§ Data rows:
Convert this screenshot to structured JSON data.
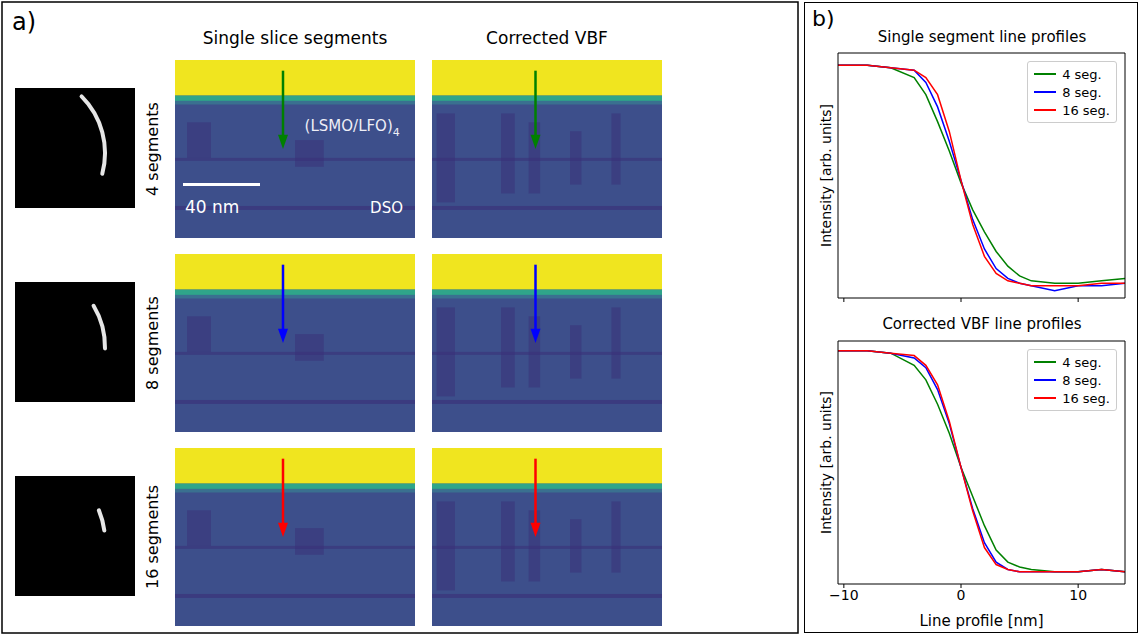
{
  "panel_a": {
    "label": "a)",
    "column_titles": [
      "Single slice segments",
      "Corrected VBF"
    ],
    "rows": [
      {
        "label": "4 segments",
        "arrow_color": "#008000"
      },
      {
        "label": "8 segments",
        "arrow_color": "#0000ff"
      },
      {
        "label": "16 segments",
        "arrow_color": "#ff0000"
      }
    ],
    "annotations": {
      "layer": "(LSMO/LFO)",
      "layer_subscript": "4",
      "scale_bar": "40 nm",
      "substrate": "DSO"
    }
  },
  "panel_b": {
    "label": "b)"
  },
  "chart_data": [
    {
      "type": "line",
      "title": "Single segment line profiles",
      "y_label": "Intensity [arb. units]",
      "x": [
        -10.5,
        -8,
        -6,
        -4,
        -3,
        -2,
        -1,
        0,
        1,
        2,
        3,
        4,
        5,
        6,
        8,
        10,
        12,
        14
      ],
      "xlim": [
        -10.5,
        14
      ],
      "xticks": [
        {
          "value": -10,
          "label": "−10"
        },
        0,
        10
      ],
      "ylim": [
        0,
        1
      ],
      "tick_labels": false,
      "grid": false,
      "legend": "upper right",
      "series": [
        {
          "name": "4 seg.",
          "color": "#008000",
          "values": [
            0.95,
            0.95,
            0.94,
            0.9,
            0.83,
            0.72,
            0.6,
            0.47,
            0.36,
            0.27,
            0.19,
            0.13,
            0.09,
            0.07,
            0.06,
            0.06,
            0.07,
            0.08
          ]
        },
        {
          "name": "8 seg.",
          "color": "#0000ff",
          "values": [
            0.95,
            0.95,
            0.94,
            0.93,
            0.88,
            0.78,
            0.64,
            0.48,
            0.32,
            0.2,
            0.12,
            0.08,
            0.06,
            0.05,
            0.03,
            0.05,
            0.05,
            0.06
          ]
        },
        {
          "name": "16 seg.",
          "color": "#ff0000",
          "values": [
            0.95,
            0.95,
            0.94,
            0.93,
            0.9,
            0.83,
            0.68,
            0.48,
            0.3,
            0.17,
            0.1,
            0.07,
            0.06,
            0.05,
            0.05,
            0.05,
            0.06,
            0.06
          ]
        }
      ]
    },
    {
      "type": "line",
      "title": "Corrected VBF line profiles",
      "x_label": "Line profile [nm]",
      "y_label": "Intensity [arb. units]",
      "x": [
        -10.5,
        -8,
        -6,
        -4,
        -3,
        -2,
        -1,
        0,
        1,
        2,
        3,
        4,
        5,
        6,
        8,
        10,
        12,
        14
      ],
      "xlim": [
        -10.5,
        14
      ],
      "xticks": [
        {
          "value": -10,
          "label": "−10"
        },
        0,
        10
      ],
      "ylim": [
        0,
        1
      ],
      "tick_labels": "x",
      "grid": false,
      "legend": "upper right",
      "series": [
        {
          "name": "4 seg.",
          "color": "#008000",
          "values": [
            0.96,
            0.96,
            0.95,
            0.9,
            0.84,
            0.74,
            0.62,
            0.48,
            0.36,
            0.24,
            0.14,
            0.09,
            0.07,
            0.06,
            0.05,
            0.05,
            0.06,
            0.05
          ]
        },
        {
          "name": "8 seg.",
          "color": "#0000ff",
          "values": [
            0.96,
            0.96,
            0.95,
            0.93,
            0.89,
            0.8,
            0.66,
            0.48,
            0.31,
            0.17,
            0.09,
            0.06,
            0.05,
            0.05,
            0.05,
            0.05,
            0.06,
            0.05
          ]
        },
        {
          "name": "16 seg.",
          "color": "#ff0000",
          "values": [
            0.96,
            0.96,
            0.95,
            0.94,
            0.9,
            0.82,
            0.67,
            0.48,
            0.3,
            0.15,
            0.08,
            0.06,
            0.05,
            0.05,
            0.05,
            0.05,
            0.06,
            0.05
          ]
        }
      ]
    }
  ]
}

§ Exercise: Leave out the pictures and print each record exactly as it stands.

§ Task solution:
Convert this screenshot to structured JSON data.
{
  "panel_a": {
    "label": "a)",
    "column_titles": [
      "Single slice segments",
      "Corrected VBF"
    ],
    "rows": [
      {
        "label": "4 segments",
        "arrow_color": "#008000"
      },
      {
        "label": "8 segments",
        "arrow_color": "#0000ff"
      },
      {
        "label": "16 segments",
        "arrow_color": "#ff0000"
      }
    ],
    "annotations": {
      "layer": "(LSMO/LFO)",
      "layer_subscript": "4",
      "scale_bar": "40 nm",
      "substrate": "DSO"
    }
  },
  "panel_b": {
    "label": "b)"
  },
  "chart_data": [
    {
      "type": "line",
      "title": "Single segment line profiles",
      "y_label": "Intensity [arb. units]",
      "x": [
        -10.5,
        -8,
        -6,
        -4,
        -3,
        -2,
        -1,
        0,
        1,
        2,
        3,
        4,
        5,
        6,
        8,
        10,
        12,
        14
      ],
      "xlim": [
        -10.5,
        14
      ],
      "xticks": [
        {
          "value": -10,
          "label": "−10"
        },
        0,
        10
      ],
      "ylim": [
        0,
        1
      ],
      "tick_labels": false,
      "grid": false,
      "legend": "upper right",
      "series": [
        {
          "name": "4 seg.",
          "color": "#008000",
          "values": [
            0.95,
            0.95,
            0.94,
            0.9,
            0.83,
            0.72,
            0.6,
            0.47,
            0.36,
            0.27,
            0.19,
            0.13,
            0.09,
            0.07,
            0.06,
            0.06,
            0.07,
            0.08
          ]
        },
        {
          "name": "8 seg.",
          "color": "#0000ff",
          "values": [
            0.95,
            0.95,
            0.94,
            0.93,
            0.88,
            0.78,
            0.64,
            0.48,
            0.32,
            0.2,
            0.12,
            0.08,
            0.06,
            0.05,
            0.03,
            0.05,
            0.05,
            0.06
          ]
        },
        {
          "name": "16 seg.",
          "color": "#ff0000",
          "values": [
            0.95,
            0.95,
            0.94,
            0.93,
            0.9,
            0.83,
            0.68,
            0.48,
            0.3,
            0.17,
            0.1,
            0.07,
            0.06,
            0.05,
            0.05,
            0.05,
            0.06,
            0.06
          ]
        }
      ]
    },
    {
      "type": "line",
      "title": "Corrected VBF line profiles",
      "x_label": "Line profile [nm]",
      "y_label": "Intensity [arb. units]",
      "x": [
        -10.5,
        -8,
        -6,
        -4,
        -3,
        -2,
        -1,
        0,
        1,
        2,
        3,
        4,
        5,
        6,
        8,
        10,
        12,
        14
      ],
      "xlim": [
        -10.5,
        14
      ],
      "xticks": [
        {
          "value": -10,
          "label": "−10"
        },
        0,
        10
      ],
      "ylim": [
        0,
        1
      ],
      "tick_labels": "x",
      "grid": false,
      "legend": "upper right",
      "series": [
        {
          "name": "4 seg.",
          "color": "#008000",
          "values": [
            0.96,
            0.96,
            0.95,
            0.9,
            0.84,
            0.74,
            0.62,
            0.48,
            0.36,
            0.24,
            0.14,
            0.09,
            0.07,
            0.06,
            0.05,
            0.05,
            0.06,
            0.05
          ]
        },
        {
          "name": "8 seg.",
          "color": "#0000ff",
          "values": [
            0.96,
            0.96,
            0.95,
            0.93,
            0.89,
            0.8,
            0.66,
            0.48,
            0.31,
            0.17,
            0.09,
            0.06,
            0.05,
            0.05,
            0.05,
            0.05,
            0.06,
            0.05
          ]
        },
        {
          "name": "16 seg.",
          "color": "#ff0000",
          "values": [
            0.96,
            0.96,
            0.95,
            0.94,
            0.9,
            0.82,
            0.67,
            0.48,
            0.3,
            0.15,
            0.08,
            0.06,
            0.05,
            0.05,
            0.05,
            0.05,
            0.06,
            0.05
          ]
        }
      ]
    }
  ]
}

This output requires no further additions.